TASK GOAL —
Search the data for the string "Tracks" and gather each line it is in.
**** SUPPLIED RECORDS ****
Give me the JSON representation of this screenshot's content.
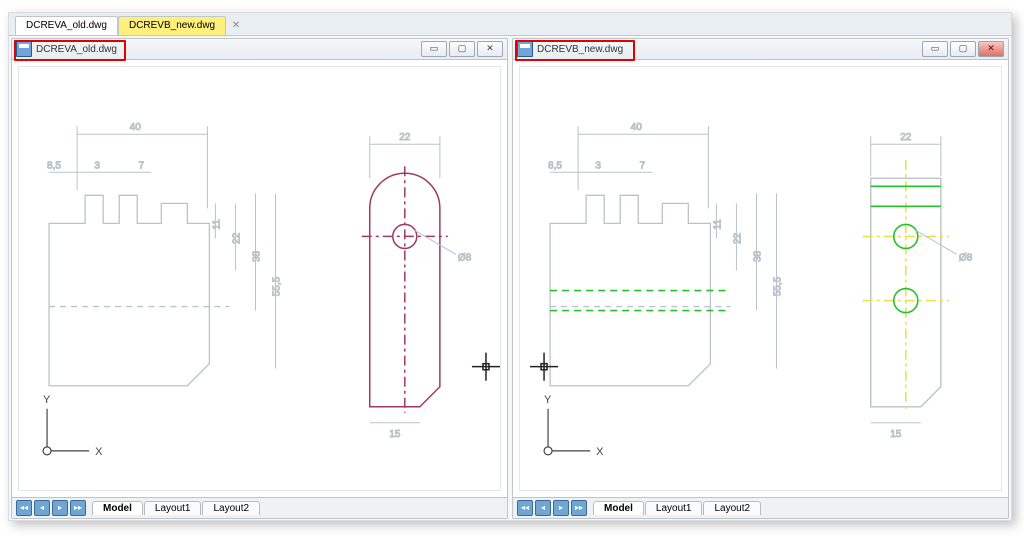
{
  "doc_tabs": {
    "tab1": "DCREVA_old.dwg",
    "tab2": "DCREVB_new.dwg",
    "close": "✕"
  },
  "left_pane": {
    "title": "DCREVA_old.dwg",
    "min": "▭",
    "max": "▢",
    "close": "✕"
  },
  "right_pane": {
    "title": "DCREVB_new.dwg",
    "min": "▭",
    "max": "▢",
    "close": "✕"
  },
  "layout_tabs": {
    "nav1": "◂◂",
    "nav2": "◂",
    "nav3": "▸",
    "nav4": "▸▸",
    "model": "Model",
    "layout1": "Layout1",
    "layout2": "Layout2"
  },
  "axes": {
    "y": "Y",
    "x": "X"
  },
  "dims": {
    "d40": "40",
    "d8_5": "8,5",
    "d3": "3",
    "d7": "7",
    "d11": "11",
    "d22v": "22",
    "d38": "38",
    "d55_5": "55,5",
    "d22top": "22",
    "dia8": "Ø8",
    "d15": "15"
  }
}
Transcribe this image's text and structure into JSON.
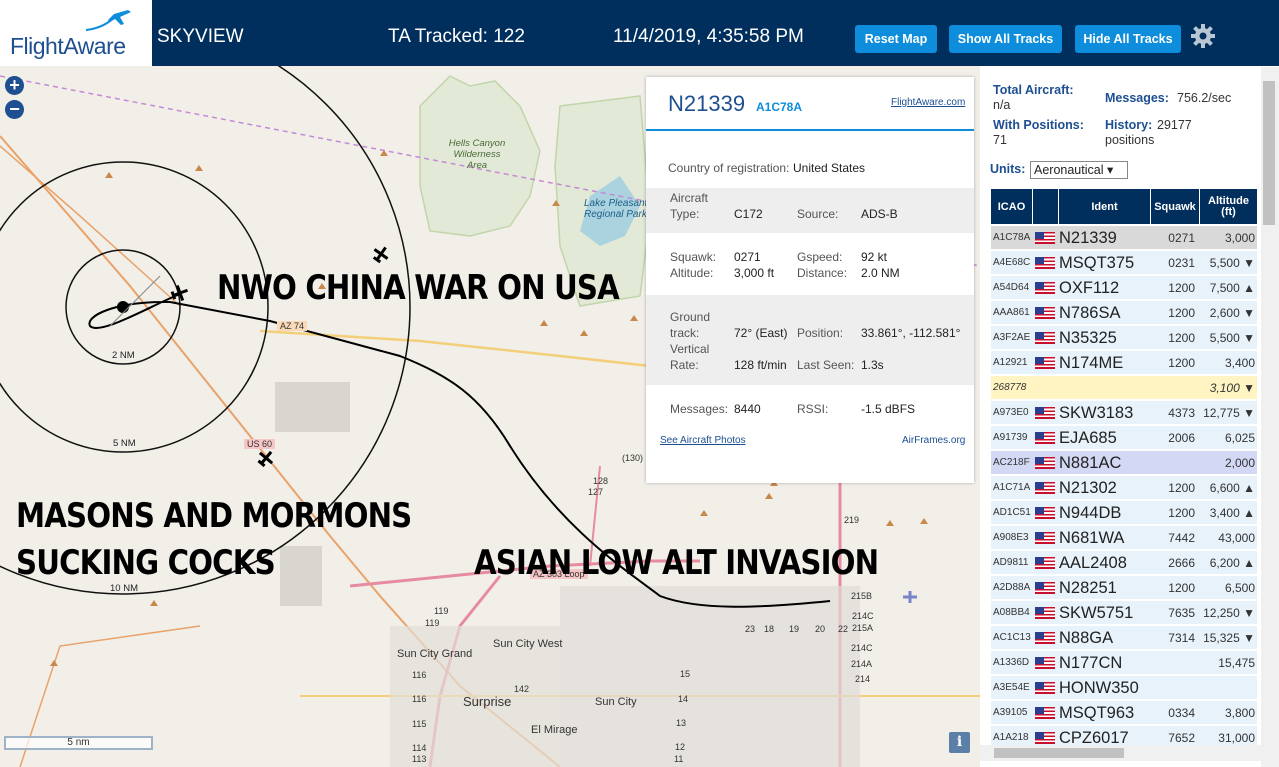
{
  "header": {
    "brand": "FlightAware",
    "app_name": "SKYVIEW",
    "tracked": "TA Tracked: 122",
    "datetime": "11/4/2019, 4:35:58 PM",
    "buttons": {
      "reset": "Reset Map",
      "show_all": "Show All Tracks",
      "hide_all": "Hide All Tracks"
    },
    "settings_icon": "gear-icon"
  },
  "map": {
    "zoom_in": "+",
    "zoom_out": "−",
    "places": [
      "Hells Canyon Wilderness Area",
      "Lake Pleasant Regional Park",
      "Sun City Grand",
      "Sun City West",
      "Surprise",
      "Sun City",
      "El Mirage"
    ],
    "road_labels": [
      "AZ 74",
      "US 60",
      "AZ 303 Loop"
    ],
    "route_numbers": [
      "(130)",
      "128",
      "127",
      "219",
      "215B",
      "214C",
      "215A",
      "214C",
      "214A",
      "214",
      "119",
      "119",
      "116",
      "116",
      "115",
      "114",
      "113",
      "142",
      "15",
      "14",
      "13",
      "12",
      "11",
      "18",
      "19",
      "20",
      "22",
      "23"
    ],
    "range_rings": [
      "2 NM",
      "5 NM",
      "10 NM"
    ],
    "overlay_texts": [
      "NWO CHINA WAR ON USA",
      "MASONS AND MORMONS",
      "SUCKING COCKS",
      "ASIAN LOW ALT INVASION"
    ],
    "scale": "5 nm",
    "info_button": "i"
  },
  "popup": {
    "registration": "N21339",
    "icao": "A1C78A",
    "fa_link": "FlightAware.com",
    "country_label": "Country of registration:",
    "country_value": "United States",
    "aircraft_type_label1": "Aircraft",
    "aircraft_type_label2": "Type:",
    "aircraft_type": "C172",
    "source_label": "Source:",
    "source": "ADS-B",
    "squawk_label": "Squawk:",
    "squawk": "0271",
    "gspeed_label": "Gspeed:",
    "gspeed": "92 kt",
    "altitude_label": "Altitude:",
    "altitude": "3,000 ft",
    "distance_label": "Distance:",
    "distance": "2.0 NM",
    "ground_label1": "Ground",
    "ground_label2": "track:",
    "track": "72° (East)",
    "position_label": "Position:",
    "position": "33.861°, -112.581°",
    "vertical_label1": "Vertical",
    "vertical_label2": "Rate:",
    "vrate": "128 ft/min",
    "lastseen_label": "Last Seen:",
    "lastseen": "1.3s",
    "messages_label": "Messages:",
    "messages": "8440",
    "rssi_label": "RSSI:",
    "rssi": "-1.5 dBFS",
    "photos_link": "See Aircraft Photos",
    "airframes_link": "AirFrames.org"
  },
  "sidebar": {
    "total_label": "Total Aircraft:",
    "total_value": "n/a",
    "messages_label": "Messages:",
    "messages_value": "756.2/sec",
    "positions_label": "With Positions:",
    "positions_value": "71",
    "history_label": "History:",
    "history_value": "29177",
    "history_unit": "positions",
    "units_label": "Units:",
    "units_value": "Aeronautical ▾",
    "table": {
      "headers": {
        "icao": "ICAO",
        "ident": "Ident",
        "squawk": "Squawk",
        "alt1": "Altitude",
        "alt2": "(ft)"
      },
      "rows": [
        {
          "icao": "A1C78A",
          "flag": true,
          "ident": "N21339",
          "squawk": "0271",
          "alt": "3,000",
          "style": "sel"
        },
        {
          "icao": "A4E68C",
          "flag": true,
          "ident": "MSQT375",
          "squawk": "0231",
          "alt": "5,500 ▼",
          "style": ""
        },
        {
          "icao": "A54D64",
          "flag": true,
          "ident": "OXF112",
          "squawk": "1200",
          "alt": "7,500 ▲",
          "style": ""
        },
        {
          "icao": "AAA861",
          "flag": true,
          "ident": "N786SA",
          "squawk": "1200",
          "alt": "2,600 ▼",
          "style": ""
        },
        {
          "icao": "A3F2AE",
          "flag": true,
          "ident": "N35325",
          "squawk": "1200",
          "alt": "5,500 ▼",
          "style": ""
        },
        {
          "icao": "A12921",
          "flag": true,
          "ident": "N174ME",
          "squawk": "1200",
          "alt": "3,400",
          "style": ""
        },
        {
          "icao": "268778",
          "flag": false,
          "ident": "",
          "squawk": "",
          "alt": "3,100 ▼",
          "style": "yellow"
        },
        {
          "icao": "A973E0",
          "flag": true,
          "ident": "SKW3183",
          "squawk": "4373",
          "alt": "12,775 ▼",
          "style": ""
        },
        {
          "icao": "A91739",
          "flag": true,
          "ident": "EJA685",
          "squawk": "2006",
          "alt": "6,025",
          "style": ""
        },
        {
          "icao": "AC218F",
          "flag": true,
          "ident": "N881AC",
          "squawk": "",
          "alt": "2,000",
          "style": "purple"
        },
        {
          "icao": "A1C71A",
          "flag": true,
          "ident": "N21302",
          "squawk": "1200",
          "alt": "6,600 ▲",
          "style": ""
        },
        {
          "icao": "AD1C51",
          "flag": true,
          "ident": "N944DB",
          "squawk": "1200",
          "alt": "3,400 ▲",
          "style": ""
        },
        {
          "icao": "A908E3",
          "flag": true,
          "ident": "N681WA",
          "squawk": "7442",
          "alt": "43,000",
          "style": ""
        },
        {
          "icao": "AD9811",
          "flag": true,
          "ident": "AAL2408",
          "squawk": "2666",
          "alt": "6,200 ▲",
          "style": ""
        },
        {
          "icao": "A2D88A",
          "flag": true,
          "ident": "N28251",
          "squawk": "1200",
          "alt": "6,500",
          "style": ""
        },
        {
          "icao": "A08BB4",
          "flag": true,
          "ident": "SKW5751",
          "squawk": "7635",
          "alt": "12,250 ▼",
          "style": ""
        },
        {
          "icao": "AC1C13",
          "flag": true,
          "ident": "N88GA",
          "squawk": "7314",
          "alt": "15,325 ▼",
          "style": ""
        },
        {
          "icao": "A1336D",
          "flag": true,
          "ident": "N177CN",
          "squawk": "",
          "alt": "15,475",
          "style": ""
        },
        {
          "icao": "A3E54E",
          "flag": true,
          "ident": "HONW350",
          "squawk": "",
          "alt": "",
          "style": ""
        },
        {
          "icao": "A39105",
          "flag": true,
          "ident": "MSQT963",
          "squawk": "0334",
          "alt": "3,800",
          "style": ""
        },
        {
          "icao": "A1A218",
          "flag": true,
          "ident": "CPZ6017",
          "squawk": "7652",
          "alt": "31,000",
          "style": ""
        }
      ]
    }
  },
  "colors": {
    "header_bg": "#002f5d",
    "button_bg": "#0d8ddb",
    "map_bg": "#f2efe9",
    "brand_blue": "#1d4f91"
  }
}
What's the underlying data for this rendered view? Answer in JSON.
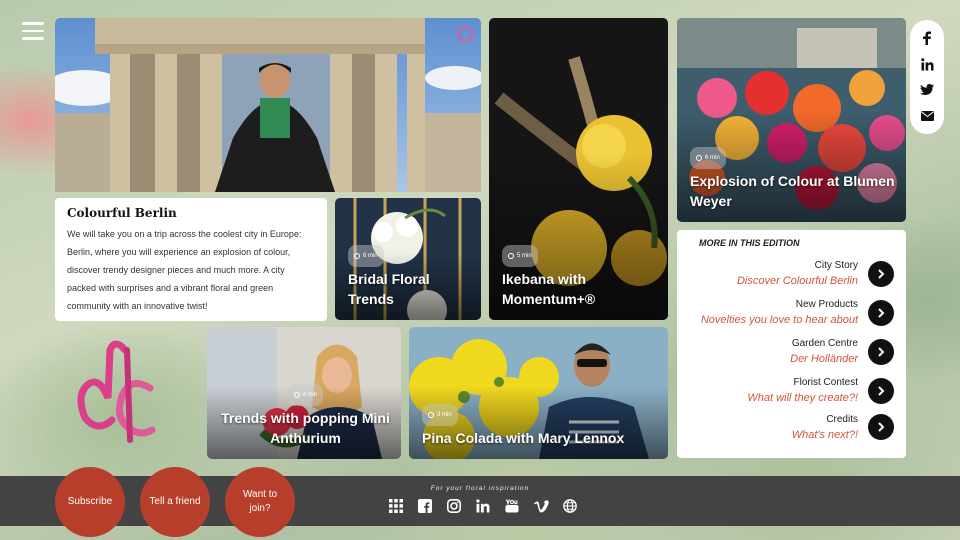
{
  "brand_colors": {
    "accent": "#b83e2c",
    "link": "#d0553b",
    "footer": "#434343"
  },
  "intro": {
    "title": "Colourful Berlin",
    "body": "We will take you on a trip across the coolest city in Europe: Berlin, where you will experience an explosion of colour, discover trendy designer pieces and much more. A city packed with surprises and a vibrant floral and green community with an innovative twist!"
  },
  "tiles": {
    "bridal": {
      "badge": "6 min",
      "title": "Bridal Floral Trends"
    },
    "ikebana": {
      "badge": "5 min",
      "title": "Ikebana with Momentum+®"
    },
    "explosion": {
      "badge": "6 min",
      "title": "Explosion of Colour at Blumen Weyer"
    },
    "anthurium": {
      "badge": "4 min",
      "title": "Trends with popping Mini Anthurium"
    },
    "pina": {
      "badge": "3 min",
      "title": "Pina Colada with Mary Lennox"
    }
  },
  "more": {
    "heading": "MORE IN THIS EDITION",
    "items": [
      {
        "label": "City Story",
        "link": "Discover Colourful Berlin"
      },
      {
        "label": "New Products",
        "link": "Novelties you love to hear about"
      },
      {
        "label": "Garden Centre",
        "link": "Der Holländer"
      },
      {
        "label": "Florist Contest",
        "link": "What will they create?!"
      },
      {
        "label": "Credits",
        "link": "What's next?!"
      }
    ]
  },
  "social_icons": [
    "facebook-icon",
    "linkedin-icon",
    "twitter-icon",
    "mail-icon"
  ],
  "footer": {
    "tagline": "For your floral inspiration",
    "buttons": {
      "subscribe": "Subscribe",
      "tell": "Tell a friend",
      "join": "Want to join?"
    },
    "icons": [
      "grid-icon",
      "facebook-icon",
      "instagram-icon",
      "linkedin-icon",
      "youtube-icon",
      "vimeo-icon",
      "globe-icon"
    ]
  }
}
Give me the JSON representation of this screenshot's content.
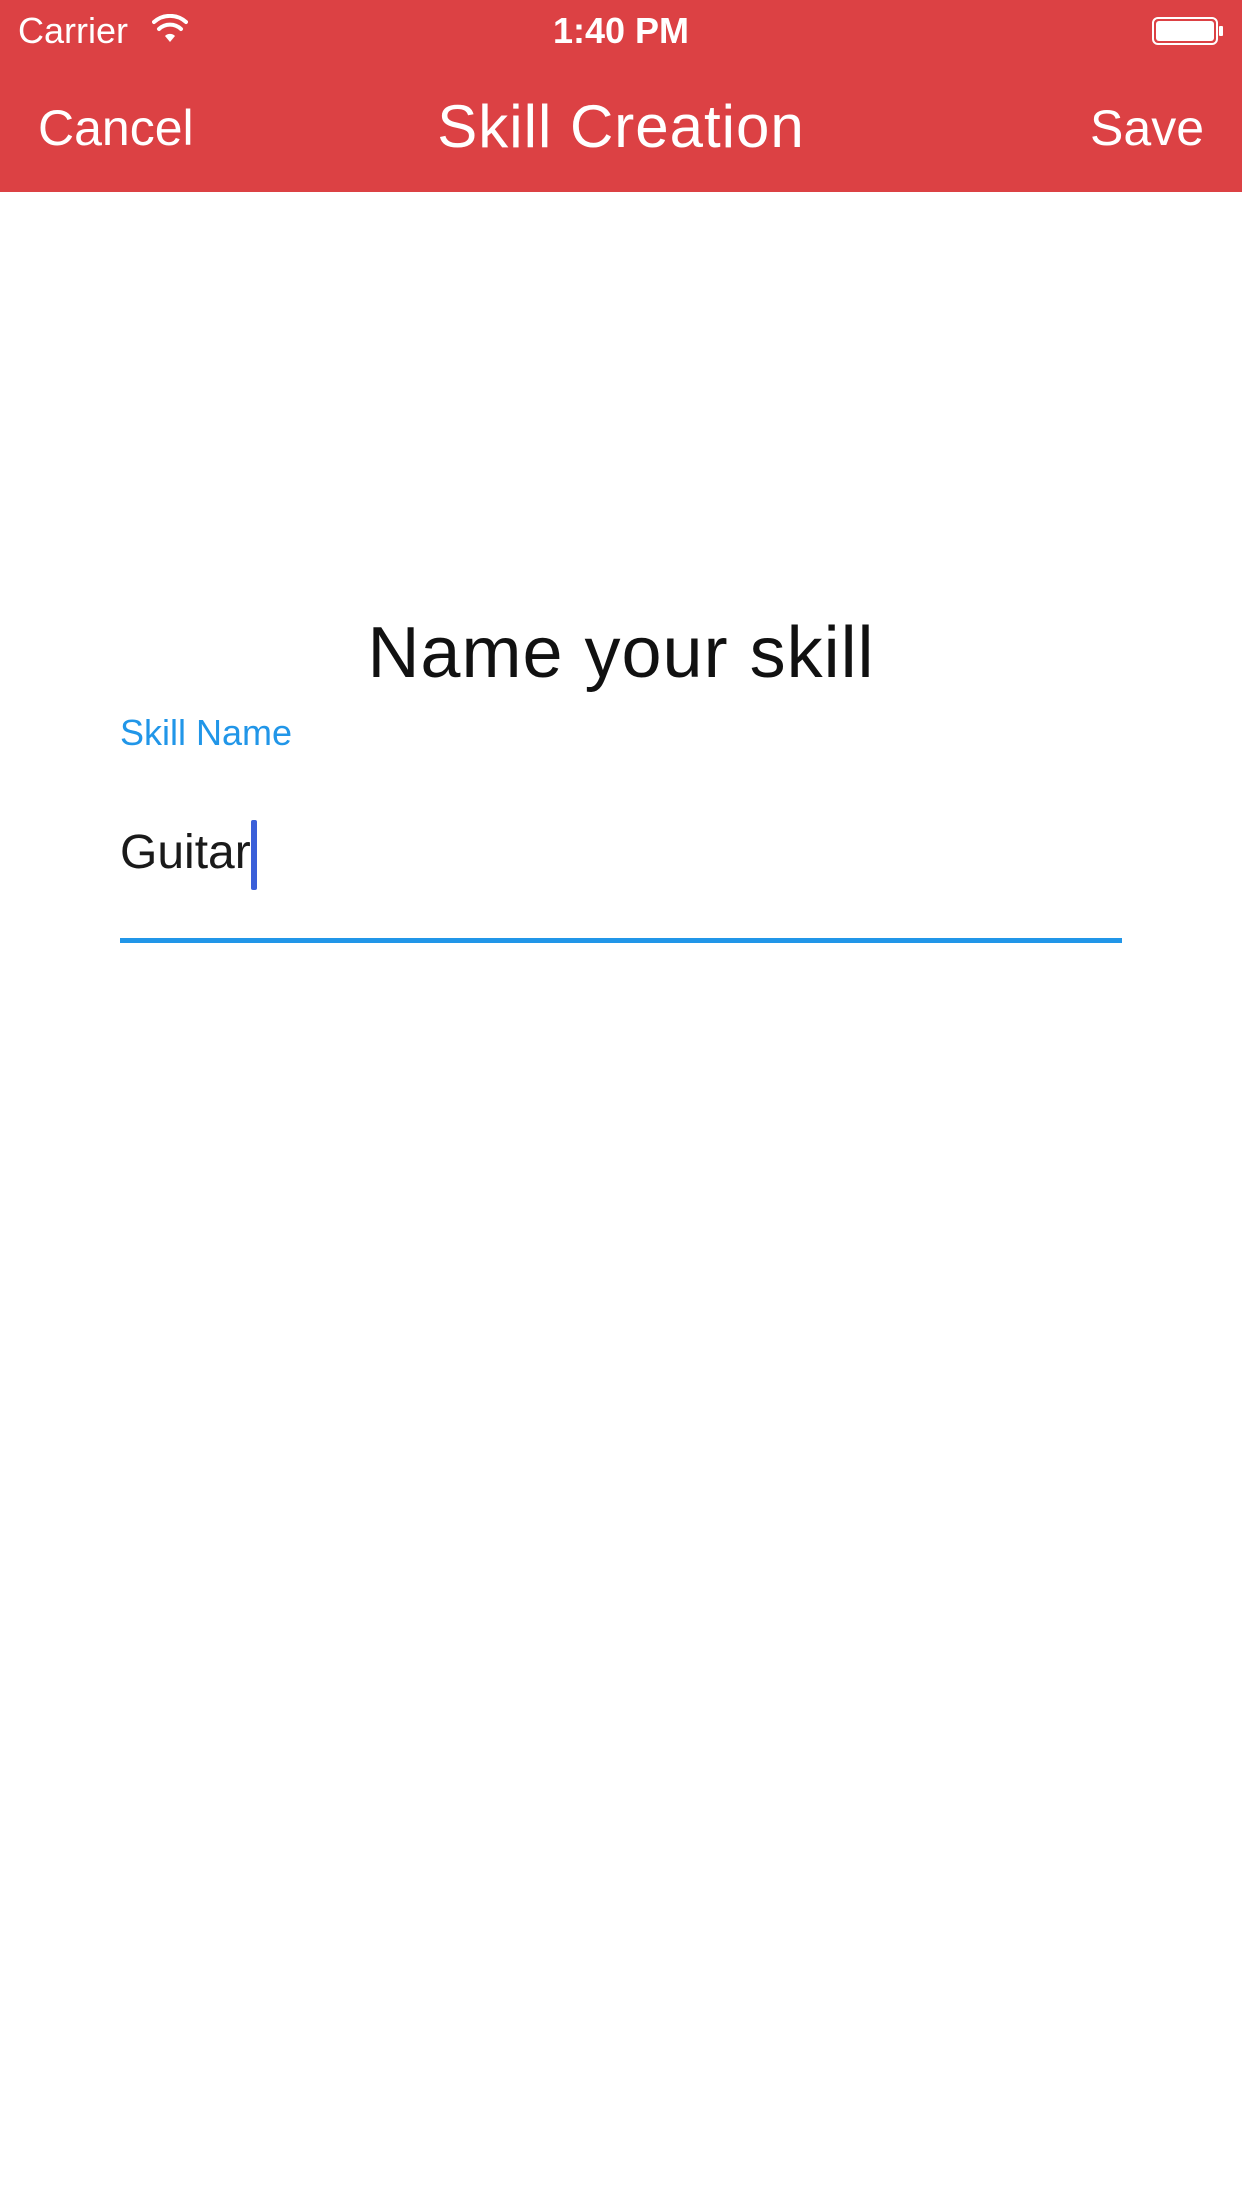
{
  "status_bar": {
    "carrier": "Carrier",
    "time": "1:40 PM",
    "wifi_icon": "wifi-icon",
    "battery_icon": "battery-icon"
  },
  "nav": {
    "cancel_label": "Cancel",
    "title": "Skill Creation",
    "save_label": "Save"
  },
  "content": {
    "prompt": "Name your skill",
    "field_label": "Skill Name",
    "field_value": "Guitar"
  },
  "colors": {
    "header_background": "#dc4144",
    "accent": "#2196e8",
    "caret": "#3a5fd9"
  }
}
****
CORRECT RESULT —
      "show_all": "Show All Tracks",
      "hide_all": "Hide All Tracks"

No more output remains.